**** Listed entries

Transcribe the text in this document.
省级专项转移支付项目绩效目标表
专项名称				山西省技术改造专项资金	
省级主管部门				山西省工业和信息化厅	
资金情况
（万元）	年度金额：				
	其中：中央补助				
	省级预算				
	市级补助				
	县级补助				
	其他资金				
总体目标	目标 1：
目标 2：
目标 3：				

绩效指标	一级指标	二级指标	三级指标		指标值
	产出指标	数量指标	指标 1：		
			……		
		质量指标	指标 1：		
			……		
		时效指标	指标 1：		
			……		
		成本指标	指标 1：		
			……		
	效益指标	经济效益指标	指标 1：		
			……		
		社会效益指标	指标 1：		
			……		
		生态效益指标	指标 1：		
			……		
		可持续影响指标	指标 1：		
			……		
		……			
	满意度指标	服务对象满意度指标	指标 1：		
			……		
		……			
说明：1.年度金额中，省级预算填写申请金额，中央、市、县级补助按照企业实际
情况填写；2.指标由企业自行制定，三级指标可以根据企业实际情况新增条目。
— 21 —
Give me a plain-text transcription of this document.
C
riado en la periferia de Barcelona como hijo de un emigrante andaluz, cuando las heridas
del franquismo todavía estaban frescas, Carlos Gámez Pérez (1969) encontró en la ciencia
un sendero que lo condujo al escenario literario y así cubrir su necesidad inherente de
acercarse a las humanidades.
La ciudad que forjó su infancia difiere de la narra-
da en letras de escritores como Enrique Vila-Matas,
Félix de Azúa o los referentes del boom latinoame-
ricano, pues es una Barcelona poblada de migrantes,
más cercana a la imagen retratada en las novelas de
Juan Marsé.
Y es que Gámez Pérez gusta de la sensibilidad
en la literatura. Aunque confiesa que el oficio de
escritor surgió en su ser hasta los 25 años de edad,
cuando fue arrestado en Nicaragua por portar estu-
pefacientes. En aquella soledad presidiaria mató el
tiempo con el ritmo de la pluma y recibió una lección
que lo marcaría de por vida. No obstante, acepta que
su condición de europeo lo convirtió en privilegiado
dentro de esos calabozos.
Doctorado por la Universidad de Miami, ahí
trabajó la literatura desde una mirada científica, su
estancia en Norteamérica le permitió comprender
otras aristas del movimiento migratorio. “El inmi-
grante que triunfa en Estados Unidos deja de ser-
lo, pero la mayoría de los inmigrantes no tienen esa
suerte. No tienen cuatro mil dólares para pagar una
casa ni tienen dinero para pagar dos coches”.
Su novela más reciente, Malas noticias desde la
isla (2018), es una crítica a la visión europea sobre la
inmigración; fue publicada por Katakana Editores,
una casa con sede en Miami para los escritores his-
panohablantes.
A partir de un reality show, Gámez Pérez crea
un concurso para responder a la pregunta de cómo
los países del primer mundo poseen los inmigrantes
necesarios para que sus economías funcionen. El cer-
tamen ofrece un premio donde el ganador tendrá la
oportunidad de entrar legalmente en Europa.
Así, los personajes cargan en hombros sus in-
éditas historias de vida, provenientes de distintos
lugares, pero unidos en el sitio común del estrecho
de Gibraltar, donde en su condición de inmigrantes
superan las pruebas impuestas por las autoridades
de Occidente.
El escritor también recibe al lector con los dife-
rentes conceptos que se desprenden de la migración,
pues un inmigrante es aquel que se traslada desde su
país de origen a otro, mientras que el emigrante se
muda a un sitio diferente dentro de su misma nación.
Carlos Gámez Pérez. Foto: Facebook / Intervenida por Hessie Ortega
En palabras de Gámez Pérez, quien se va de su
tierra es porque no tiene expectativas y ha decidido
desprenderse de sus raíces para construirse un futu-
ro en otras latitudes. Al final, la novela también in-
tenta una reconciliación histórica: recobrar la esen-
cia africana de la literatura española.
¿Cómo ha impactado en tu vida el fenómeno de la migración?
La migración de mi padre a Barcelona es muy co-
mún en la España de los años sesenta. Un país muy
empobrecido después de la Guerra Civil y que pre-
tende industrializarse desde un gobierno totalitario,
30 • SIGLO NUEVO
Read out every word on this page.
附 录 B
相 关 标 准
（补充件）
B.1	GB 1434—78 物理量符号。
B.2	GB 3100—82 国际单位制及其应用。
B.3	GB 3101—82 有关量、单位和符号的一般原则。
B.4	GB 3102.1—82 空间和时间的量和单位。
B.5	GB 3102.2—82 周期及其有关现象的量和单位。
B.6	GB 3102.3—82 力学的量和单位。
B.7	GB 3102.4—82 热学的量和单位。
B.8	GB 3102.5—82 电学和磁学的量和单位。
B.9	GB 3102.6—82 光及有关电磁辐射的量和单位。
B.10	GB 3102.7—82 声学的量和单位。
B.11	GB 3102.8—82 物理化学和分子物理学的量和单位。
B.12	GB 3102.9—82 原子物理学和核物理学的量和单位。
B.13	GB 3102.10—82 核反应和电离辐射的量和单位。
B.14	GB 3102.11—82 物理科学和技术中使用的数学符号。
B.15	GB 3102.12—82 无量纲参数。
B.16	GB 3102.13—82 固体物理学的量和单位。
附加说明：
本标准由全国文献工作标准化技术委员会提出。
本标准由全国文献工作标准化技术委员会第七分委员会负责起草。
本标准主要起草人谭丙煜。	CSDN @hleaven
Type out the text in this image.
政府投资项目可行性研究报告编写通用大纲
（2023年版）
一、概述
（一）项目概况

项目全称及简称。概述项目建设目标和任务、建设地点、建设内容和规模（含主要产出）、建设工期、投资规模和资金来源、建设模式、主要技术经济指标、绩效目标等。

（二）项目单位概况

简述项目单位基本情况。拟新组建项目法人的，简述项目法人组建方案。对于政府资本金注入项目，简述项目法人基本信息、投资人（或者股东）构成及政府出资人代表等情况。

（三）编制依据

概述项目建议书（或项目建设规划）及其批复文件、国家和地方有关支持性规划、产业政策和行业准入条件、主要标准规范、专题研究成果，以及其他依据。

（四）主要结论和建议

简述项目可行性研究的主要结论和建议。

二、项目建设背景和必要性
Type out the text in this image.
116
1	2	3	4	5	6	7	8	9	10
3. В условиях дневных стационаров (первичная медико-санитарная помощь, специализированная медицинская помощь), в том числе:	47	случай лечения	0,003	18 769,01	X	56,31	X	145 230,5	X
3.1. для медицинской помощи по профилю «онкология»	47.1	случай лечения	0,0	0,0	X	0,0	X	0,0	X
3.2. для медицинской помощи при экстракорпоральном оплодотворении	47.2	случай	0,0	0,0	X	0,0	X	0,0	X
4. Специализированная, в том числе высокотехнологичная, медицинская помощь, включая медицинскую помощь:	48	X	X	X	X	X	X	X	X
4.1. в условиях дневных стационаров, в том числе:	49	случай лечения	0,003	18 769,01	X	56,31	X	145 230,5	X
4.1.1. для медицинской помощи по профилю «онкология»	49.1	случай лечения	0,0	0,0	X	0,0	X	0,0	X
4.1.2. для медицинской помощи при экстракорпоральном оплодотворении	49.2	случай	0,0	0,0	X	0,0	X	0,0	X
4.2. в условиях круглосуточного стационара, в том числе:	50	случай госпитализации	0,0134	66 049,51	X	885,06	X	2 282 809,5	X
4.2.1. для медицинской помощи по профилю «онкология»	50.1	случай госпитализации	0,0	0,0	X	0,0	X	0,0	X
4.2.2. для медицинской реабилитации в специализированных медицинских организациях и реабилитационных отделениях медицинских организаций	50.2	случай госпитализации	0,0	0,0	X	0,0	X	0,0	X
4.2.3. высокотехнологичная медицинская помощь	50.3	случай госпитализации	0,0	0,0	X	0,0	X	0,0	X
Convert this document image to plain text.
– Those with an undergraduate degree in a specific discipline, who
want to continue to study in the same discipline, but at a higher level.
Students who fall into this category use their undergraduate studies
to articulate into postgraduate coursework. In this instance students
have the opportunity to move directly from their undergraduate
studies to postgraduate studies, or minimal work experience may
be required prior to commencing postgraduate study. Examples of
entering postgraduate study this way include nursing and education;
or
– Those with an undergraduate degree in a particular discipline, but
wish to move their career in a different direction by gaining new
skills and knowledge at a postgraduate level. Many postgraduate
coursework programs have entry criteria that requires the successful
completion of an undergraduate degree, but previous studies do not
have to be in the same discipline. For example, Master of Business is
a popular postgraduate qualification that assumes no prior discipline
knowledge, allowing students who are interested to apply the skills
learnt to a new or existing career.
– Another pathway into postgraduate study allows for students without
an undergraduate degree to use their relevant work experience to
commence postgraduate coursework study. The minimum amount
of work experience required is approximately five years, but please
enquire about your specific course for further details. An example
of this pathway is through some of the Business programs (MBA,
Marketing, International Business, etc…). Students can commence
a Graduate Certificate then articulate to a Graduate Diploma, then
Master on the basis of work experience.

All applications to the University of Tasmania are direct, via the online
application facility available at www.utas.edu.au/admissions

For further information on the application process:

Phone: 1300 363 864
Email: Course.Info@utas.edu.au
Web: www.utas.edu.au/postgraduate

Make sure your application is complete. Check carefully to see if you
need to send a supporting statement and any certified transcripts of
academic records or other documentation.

********

Compute the number of lines above that contain the string "donde". Reply with that value only.

Result of the task:
2